WRITTEN INSTRUCTION
Reproduce the records. Keep every word exact and include no images.

>>>

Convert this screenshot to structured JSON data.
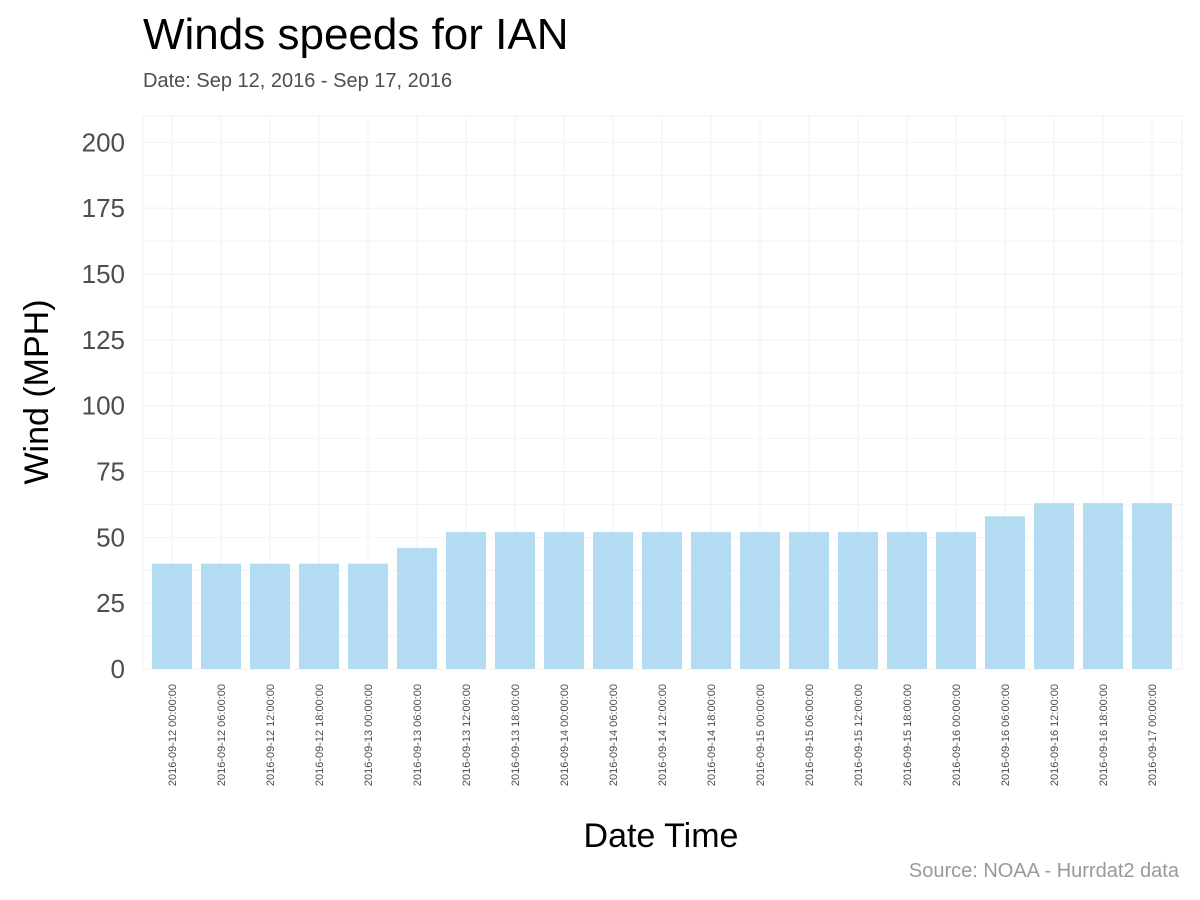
{
  "chart_data": {
    "type": "bar",
    "title": "Winds speeds for IAN",
    "subtitle": "Date:  Sep 12, 2016 - Sep 17, 2016",
    "caption": "Source: NOAA - Hurrdat2 data",
    "xlabel": "Date Time",
    "ylabel": "Wind (MPH)",
    "ylim": [
      0,
      210
    ],
    "yticks": [
      0,
      25,
      50,
      75,
      100,
      125,
      150,
      175,
      200
    ],
    "grid": true,
    "categories": [
      "2016-09-12 00:00:00",
      "2016-09-12 06:00:00",
      "2016-09-12 12:00:00",
      "2016-09-12 18:00:00",
      "2016-09-13 00:00:00",
      "2016-09-13 06:00:00",
      "2016-09-13 12:00:00",
      "2016-09-13 18:00:00",
      "2016-09-14 00:00:00",
      "2016-09-14 06:00:00",
      "2016-09-14 12:00:00",
      "2016-09-14 18:00:00",
      "2016-09-15 00:00:00",
      "2016-09-15 06:00:00",
      "2016-09-15 12:00:00",
      "2016-09-15 18:00:00",
      "2016-09-16 00:00:00",
      "2016-09-16 06:00:00",
      "2016-09-16 12:00:00",
      "2016-09-16 18:00:00",
      "2016-09-17 00:00:00"
    ],
    "values": [
      40,
      40,
      40,
      40,
      40,
      46,
      52,
      52,
      52,
      52,
      52,
      52,
      52,
      52,
      52,
      52,
      52,
      58,
      63,
      63,
      63
    ],
    "colors": {
      "bar": "#b3dcf2",
      "grid": "#f2f2f2",
      "axis_text": "#4d4d4d"
    }
  }
}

<<<

WRITTEN REPLY
Convert this screenshot to structured JSON data.
{
  "chart_data": {
    "type": "bar",
    "title": "Winds speeds for IAN",
    "subtitle": "Date:  Sep 12, 2016 - Sep 17, 2016",
    "caption": "Source: NOAA - Hurrdat2 data",
    "xlabel": "Date Time",
    "ylabel": "Wind (MPH)",
    "ylim": [
      0,
      210
    ],
    "yticks": [
      0,
      25,
      50,
      75,
      100,
      125,
      150,
      175,
      200
    ],
    "grid": true,
    "categories": [
      "2016-09-12 00:00:00",
      "2016-09-12 06:00:00",
      "2016-09-12 12:00:00",
      "2016-09-12 18:00:00",
      "2016-09-13 00:00:00",
      "2016-09-13 06:00:00",
      "2016-09-13 12:00:00",
      "2016-09-13 18:00:00",
      "2016-09-14 00:00:00",
      "2016-09-14 06:00:00",
      "2016-09-14 12:00:00",
      "2016-09-14 18:00:00",
      "2016-09-15 00:00:00",
      "2016-09-15 06:00:00",
      "2016-09-15 12:00:00",
      "2016-09-15 18:00:00",
      "2016-09-16 00:00:00",
      "2016-09-16 06:00:00",
      "2016-09-16 12:00:00",
      "2016-09-16 18:00:00",
      "2016-09-17 00:00:00"
    ],
    "values": [
      40,
      40,
      40,
      40,
      40,
      46,
      52,
      52,
      52,
      52,
      52,
      52,
      52,
      52,
      52,
      52,
      52,
      58,
      63,
      63,
      63
    ],
    "colors": {
      "bar": "#b3dcf2",
      "grid": "#f2f2f2",
      "axis_text": "#4d4d4d"
    }
  }
}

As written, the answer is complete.